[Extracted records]
## START

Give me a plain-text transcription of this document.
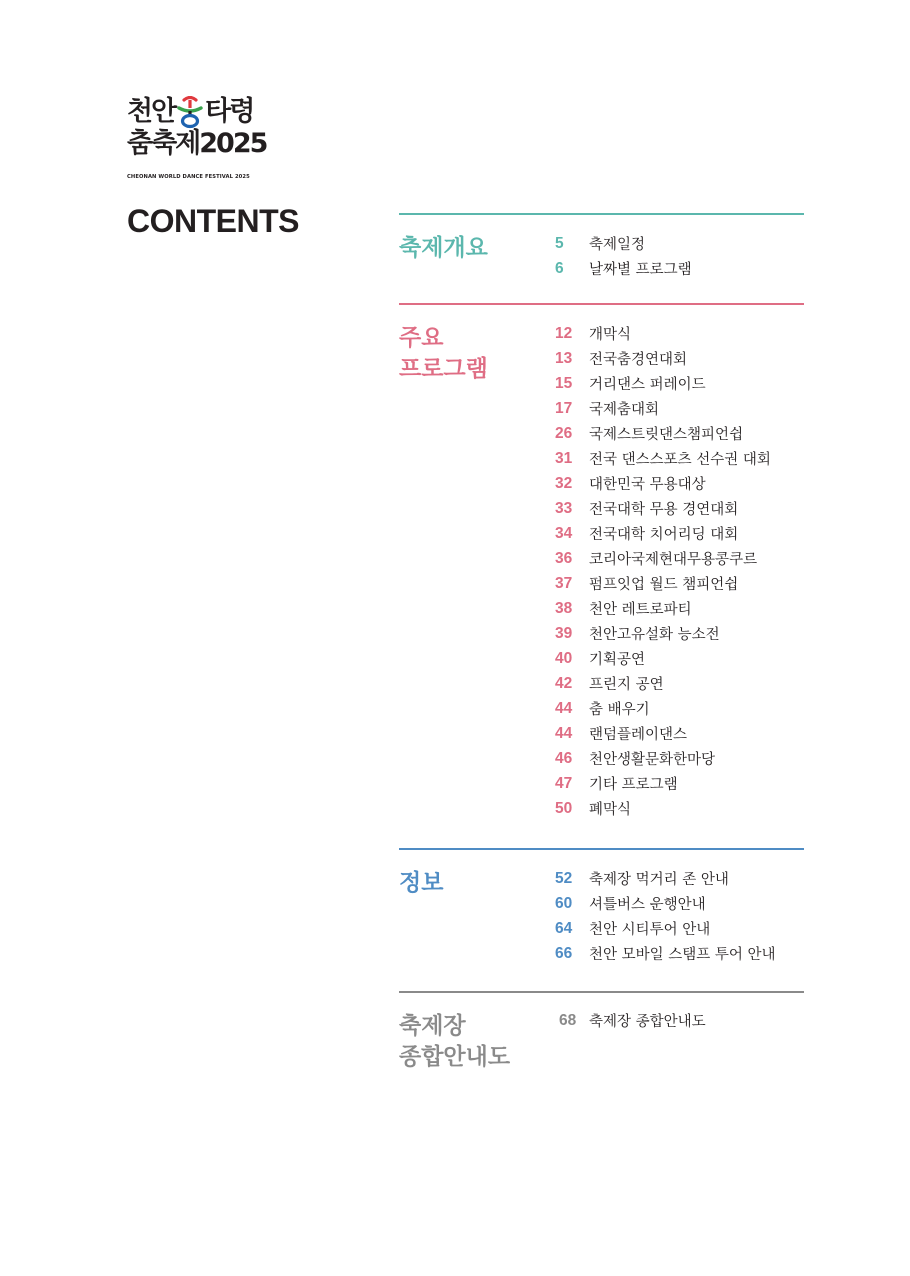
천안 타령
춤축제2025
CHEONAN WORLD DANCE FESTIVAL 2025
CONTENTS
축제개요	5	축제일정
6	날짜별 프로그램
주요
프로그램
12	개막식
13	전국춤경연대회
15	거리댄스 퍼레이드
17	국제춤대회
26	국제스트릿댄스챔피언쉽
31	전국 댄스스포츠 선수권 대회
32	대한민국 무용대상
33	전국대학 무용 경연대회
34	전국대학 치어리딩 대회
36	코리아국제현대무용콩쿠르
37	펌프잇업 월드 챔피언쉽
38	천안 레트로파티
39	천안고유설화 능소전
40	기획공연
42	프린지 공연
44	춤 배우기
44	랜덤플레이댄스
46	천안생활문화한마당
47	기타 프로그램
50	폐막식
정보	52	축제장 먹거리 존 안내
60	셔틀버스 운행안내
64	천안 시티투어 안내
66	천안 모바일 스탬프 투어 안내
축제장
종합안내도
68 축제장 종합안내도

## END

What is asked
The entries above are to be returned exactly, without their pictures.

Result of the task
Give me a plain-text transcription of this document.
천안 타령
춤축제2025
CHEONAN WORLD DANCE FESTIVAL 2025
CONTENTS
축제개요	5	축제일정
6	날짜별 프로그램
주요
프로그램
12	개막식
13	전국춤경연대회
15	거리댄스 퍼레이드
17	국제춤대회
26	국제스트릿댄스챔피언쉽
31	전국 댄스스포츠 선수권 대회
32	대한민국 무용대상
33	전국대학 무용 경연대회
34	전국대학 치어리딩 대회
36	코리아국제현대무용콩쿠르
37	펌프잇업 월드 챔피언쉽
38	천안 레트로파티
39	천안고유설화 능소전
40	기획공연
42	프린지 공연
44	춤 배우기
44	랜덤플레이댄스
46	천안생활문화한마당
47	기타 프로그램
50	폐막식
정보	52	축제장 먹거리 존 안내
60	셔틀버스 운행안내
64	천안 시티투어 안내
66	천안 모바일 스탬프 투어 안내
축제장
종합안내도
68 축제장 종합안내도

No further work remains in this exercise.